_Your task_
Lines containing "JSON" are to be counted. Report the count alone.

# Information supplied start

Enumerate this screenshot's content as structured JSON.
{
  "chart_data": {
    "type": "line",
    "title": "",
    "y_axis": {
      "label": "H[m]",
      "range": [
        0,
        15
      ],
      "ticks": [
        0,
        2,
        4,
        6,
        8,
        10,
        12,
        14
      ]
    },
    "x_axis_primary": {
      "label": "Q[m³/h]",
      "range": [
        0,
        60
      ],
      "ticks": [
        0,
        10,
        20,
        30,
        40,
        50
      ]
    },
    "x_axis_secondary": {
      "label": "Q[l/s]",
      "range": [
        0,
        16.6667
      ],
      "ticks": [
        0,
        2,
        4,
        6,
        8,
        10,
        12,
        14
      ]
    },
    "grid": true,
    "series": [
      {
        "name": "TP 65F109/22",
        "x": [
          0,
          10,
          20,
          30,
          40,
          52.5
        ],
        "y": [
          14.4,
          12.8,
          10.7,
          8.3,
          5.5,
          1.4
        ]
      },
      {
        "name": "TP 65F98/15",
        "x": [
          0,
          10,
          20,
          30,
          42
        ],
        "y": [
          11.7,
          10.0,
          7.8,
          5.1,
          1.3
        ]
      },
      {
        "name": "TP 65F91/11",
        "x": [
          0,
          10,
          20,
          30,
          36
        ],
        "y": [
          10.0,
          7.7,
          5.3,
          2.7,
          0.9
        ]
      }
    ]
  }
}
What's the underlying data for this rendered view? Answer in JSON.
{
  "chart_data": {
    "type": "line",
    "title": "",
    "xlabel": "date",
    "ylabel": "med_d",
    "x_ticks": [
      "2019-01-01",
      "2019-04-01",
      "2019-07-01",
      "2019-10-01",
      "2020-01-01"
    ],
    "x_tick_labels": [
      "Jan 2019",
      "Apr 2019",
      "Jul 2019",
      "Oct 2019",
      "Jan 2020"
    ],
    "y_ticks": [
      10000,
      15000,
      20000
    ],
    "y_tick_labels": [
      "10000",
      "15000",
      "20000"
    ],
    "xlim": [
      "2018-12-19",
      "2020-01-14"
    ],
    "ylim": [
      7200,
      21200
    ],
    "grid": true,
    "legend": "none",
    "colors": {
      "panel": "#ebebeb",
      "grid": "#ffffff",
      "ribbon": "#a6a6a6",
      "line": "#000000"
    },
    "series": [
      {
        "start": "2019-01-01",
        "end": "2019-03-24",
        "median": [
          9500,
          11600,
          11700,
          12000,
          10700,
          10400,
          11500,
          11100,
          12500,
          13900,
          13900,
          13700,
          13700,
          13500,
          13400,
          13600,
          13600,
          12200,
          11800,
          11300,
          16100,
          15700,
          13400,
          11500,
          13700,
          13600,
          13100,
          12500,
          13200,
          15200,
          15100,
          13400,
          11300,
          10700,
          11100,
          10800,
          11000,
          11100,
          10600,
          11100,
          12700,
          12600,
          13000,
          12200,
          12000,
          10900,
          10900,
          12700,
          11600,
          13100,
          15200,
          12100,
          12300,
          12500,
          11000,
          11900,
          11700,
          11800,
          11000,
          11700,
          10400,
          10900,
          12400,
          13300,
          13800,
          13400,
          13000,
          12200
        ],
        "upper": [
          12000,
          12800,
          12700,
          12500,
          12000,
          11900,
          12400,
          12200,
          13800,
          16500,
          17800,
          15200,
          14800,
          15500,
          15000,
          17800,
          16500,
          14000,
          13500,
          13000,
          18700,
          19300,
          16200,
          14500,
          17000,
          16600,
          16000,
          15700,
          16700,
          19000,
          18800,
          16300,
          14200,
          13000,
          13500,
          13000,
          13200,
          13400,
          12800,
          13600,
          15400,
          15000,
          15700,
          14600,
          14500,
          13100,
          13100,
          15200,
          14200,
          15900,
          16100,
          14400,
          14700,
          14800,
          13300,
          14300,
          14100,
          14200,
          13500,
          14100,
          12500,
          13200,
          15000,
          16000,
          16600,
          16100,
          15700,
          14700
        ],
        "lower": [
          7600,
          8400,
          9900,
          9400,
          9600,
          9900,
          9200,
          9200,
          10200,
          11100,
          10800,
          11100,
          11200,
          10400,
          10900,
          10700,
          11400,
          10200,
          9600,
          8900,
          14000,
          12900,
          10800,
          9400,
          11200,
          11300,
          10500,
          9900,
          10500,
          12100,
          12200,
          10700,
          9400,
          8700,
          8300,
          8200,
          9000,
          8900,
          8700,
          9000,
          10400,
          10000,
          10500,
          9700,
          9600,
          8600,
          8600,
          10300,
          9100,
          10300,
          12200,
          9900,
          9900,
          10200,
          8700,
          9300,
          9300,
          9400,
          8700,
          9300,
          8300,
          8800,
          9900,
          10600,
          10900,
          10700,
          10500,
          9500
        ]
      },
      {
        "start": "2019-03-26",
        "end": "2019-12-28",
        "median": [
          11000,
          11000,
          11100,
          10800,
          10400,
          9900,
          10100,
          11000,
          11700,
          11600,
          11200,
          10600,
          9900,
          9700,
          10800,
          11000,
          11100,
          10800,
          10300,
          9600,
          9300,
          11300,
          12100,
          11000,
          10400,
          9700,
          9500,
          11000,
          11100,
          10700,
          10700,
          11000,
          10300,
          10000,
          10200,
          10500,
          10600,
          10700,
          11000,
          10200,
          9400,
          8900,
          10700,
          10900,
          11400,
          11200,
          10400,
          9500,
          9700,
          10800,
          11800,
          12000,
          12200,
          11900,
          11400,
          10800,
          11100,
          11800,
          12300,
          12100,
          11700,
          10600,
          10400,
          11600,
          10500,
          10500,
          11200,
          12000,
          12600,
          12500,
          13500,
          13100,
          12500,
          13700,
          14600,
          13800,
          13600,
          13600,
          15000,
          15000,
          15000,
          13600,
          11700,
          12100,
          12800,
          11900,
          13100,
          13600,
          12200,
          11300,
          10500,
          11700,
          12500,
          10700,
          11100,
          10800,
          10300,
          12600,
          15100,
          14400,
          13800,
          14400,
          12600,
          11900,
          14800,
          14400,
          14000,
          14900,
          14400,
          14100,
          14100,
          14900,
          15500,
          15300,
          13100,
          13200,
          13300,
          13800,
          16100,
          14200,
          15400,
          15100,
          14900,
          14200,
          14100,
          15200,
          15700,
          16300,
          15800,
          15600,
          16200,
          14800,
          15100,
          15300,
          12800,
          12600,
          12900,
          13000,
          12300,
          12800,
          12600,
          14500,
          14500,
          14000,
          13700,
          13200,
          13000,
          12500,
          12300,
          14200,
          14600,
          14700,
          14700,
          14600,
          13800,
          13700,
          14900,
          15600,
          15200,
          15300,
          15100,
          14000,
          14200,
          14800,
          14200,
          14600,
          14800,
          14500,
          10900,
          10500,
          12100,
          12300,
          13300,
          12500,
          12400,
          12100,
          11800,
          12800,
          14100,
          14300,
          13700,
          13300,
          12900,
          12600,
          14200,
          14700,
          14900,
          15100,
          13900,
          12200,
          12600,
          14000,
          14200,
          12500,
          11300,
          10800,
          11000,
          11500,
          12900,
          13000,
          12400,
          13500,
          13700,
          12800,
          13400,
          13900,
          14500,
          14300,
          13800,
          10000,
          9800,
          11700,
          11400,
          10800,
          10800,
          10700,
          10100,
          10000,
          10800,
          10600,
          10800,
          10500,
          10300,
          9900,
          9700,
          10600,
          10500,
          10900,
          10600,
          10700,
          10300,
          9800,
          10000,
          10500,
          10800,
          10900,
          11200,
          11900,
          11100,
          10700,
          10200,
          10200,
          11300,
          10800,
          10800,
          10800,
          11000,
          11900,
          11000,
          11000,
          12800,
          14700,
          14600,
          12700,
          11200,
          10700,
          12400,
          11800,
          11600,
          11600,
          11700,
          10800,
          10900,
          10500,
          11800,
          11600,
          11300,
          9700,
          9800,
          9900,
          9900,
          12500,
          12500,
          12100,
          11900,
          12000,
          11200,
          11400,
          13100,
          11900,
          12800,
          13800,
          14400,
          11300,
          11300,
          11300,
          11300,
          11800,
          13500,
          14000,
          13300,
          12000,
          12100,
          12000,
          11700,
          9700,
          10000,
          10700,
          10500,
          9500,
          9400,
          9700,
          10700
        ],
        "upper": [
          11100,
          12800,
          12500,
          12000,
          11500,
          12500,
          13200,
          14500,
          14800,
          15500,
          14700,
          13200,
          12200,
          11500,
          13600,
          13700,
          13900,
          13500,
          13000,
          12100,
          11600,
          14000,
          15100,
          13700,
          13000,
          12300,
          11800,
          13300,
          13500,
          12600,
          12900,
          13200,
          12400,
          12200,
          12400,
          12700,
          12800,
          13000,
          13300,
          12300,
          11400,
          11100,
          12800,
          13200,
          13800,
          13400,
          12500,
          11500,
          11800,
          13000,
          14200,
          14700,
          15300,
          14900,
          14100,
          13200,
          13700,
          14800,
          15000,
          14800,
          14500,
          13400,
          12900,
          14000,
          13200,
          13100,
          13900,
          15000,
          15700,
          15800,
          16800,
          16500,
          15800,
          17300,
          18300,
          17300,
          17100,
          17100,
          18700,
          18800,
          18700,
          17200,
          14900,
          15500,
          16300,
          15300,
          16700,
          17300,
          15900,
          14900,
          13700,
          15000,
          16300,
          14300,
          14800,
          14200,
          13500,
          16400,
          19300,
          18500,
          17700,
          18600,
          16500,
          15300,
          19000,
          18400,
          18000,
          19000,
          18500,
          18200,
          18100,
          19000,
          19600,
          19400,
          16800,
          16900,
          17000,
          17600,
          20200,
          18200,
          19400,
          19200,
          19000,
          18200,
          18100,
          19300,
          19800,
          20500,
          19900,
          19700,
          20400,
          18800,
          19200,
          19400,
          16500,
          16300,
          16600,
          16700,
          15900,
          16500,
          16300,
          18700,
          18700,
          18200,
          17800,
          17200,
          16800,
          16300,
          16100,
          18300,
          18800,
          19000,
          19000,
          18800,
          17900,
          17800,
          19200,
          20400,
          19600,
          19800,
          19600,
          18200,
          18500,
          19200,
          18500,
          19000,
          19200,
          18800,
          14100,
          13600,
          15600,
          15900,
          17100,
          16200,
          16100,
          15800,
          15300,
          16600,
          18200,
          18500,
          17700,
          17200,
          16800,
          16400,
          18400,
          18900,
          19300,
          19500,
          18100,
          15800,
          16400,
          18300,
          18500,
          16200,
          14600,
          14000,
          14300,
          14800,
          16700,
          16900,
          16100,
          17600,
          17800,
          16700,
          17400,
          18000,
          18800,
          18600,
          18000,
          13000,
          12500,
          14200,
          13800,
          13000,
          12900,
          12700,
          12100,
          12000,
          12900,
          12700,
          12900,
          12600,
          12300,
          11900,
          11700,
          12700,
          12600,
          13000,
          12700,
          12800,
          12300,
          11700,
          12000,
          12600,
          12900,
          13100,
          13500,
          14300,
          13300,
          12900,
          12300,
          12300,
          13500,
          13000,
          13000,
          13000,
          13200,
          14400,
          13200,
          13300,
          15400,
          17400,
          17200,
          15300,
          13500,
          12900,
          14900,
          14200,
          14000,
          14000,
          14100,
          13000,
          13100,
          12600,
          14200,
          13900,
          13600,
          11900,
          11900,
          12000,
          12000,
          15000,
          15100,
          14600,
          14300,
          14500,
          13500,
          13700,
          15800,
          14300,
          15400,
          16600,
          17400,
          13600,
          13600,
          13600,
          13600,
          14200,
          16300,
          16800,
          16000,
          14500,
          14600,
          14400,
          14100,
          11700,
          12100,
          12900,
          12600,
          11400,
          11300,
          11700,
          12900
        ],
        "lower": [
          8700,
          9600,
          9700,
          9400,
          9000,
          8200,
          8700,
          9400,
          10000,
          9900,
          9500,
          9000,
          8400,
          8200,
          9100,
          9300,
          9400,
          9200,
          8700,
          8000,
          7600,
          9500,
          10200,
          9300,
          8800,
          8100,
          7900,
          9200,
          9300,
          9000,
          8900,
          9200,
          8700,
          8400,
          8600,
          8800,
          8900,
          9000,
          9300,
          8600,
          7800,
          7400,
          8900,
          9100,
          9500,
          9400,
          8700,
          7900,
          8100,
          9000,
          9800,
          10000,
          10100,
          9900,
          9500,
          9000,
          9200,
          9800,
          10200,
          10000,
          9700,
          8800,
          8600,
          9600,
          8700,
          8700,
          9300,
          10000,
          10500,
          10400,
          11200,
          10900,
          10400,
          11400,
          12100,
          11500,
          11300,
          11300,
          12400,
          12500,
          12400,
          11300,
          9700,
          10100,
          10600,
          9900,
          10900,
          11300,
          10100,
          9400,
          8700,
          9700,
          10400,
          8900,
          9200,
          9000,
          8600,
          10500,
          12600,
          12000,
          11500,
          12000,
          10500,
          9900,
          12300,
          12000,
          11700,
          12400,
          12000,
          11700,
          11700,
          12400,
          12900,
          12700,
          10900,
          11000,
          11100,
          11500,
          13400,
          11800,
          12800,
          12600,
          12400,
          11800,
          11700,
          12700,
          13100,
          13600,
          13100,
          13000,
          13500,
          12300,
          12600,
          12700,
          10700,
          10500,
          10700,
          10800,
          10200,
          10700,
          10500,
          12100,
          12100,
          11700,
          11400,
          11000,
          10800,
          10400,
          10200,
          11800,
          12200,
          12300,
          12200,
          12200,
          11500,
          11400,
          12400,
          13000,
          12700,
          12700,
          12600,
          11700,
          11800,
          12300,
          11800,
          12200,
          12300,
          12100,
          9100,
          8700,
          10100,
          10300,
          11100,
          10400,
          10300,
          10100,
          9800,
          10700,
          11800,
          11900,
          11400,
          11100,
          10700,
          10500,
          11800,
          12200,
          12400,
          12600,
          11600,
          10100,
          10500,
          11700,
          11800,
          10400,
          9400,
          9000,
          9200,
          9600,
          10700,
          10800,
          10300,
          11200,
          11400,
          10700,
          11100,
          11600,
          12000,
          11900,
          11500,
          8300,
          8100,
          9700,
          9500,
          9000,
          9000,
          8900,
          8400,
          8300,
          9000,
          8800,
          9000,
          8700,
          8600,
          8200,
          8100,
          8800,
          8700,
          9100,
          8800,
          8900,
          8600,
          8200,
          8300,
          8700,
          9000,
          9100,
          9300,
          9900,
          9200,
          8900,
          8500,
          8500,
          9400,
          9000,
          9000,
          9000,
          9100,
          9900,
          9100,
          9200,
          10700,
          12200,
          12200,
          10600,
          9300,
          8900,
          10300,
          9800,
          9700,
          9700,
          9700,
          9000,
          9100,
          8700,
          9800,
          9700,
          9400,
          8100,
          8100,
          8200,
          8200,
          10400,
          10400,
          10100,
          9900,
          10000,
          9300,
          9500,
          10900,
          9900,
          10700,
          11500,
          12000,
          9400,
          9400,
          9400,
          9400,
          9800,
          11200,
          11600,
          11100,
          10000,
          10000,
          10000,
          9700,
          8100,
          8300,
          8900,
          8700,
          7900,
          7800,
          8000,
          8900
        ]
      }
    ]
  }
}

# Information supplied end

_Answer_
2